(Data items)

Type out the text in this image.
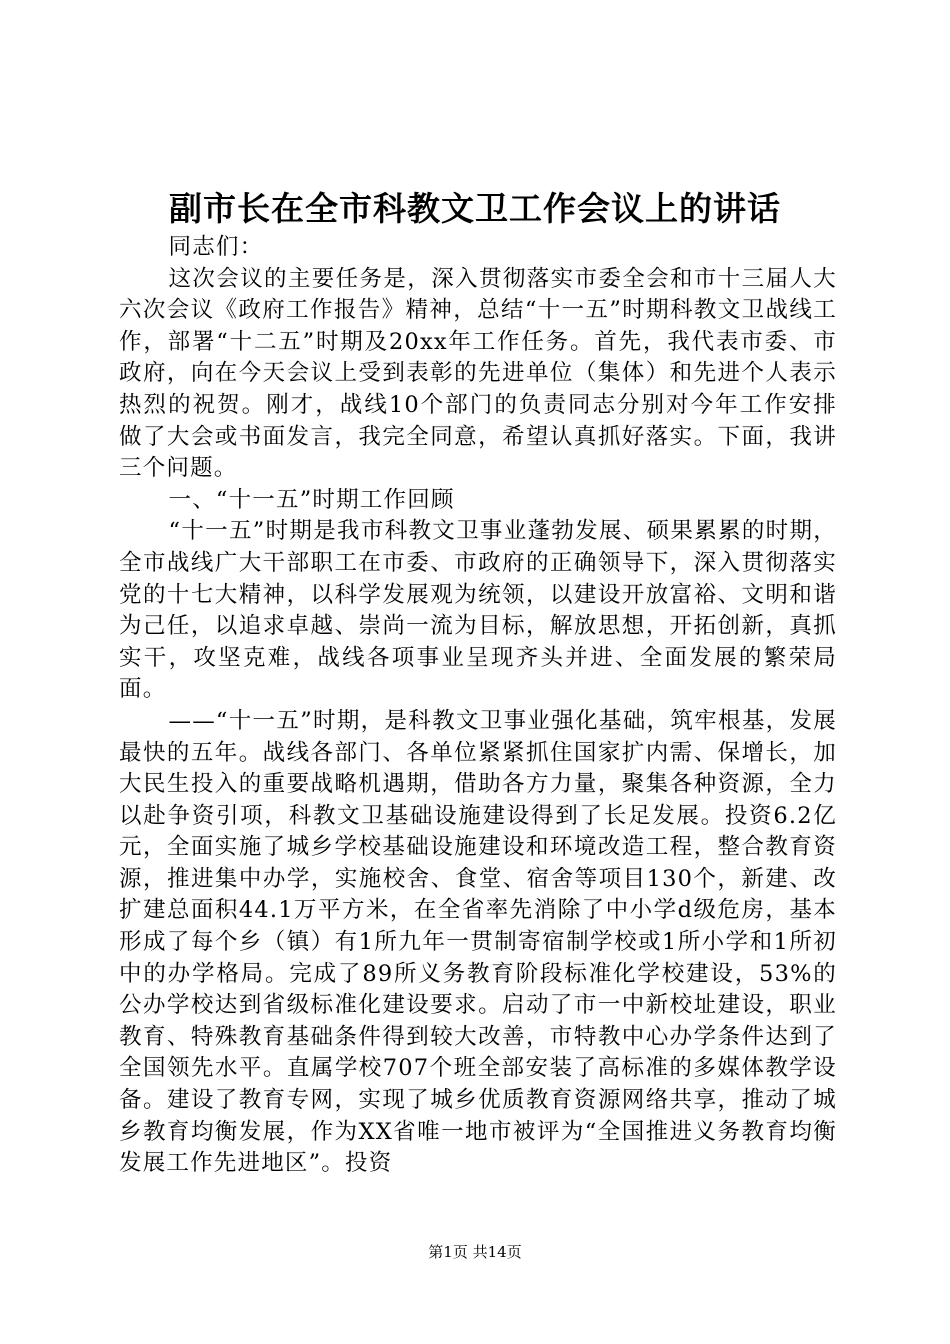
副市长在全市科教文卫工作会议上的讲话

同志们：

这次会议的主要任务是，深入贯彻落实市委全会和市十三届人大六次会议《政府工作报告》精神，总结“十一五”时期科教文卫战线工作，部署“十二五”时期及20xx年工作任务。首先，我代表市委、市政府，向在今天会议上受到表彰的先进单位（集体）和先进个人表示热烈的祝贺。刚才，战线10个部门的负责同志分别对今年工作安排做了大会或书面发言，我完全同意，希望认真抓好落实。下面，我讲三个问题。

一、“十一五”时期工作回顾

“十一五”时期是我市科教文卫事业蓬勃发展、硕果累累的时期，全市战线广大干部职工在市委、市政府的正确领导下，深入贯彻落实党的十七大精神，以科学发展观为统领，以建设开放富裕、文明和谐为己任，以追求卓越、崇尚一流为目标，解放思想，开拓创新，真抓实干，攻坚克难，战线各项事业呈现齐头并进、全面发展的繁荣局面。

——“十一五”时期，是科教文卫事业强化基础，筑牢根基，发展最快的五年。战线各部门、各单位紧紧抓住国家扩内需、保增长，加大民生投入的重要战略机遇期，借助各方力量，聚集各种资源，全力以赴争资引项，科教文卫基础设施建设得到了长足发展。投资6.2亿元，全面实施了城乡学校基础设施建设和环境改造工程，整合教育资源，推进集中办学，实施校舍、食堂、宿舍等项目130个，新建、改扩建总面积44.1万平方米，在全省率先消除了中小学d级危房，基本形成了每个乡（镇）有1所九年一贯制寄宿制学校或1所小学和1所初中的办学格局。完成了89所义务教育阶段标准化学校建设，53%的公办学校达到省级标准化建设要求。启动了市一中新校址建设，职业教育、特殊教育基础条件得到较大改善，市特教中心办学条件达到了全国领先水平。直属学校707个班全部安装了高标准的多媒体教学设备。建设了教育专网，实现了城乡优质教育资源网络共享，推动了城乡教育均衡发展，作为XX省唯一地市被评为“全国推进义务教育均衡发展工作先进地区”。投资

第1页 共14页
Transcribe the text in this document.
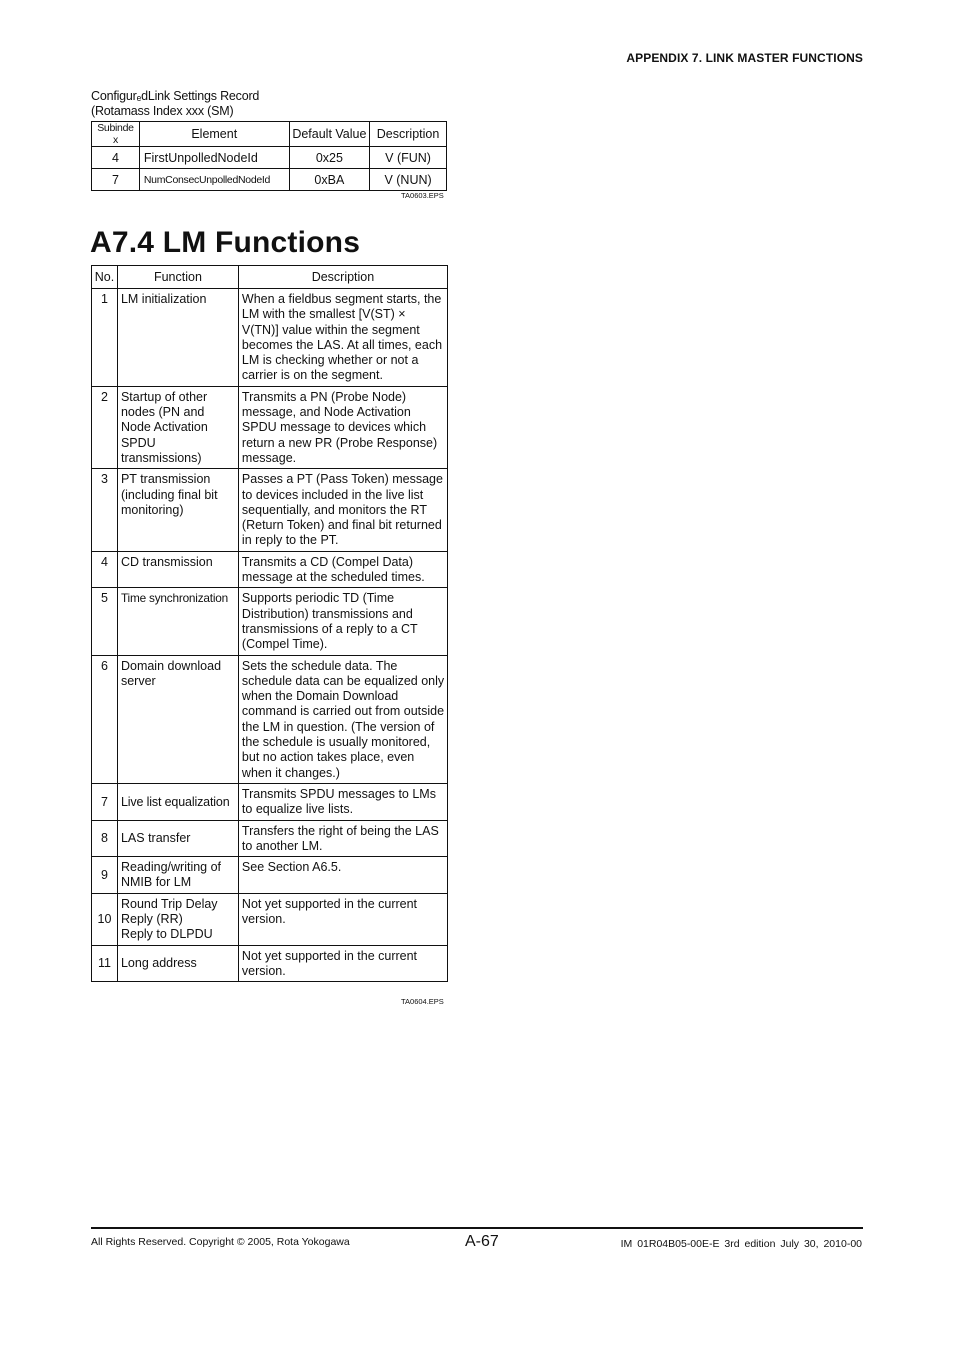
APPENDIX 7. LINK MASTER FUNCTIONS
ConfigurₑdLink Settings Record
(Rotamass Index xxx (SM)
Subinde x	Element	Default Value	Description
4	FirstUnpolledNodeId	0x25	V (FUN)
7	NumConsecUnpolledNodeId	0xBA	V (NUN)
TA0603.EPS
A7.4 LM Functions
No.	Function	Description
1	LM initialization	When a fieldbus segment starts, the LM with the smallest [V(ST) × V(TN)] value within the segment becomes the LAS. At all times, each LM is checking whether or not a carrier is on the segment.
2	Startup of other nodes (PN and Node Activation SPDU transmissions)	Transmits a PN (Probe Node) message, and Node Activation SPDU message to devices which return a new PR (Probe Response) message.
3	PT transmission (including final bit monitoring)	Passes a PT (Pass Token) message to devices included in the live list sequentially, and monitors the RT (Return Token) and final bit returned in reply to the PT.
4	CD transmission	Transmits a CD (Compel Data) message at the scheduled times.
5	Time synchronization	Supports periodic TD (Time Distribution) transmissions and transmissions of a reply to a CT (Compel Time).
6	Domain download server	Sets the schedule data. The schedule data can be equalized only when the Domain Download command is carried out from outside the LM in question. (The version of the schedule is usually monitored, but no action takes place, even when it changes.)
7	Live list equalization	Transmits SPDU messages to LMs to equalize live lists.
8	LAS transfer	Transfers the right of being the LAS to another LM.
9	Reading/writing of NMIB for LM	See Section A6.5.
10	Round Trip Delay
Reply (RR)
Reply to DLPDU	Not yet supported in the current version.
11	Long address	Not yet supported in the current version.
TA0604.EPS
All Rights Reserved. Copyright © 2005, Rota Yokogawa	A-67	IM 01R04B05-00E-E 3rd edition July 30, 2010-00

→ PROBLEM TO SOLVE:
Find how many lines of the material carry the string "supported". Only the number should be in the answer.

→ SOLUTION:
2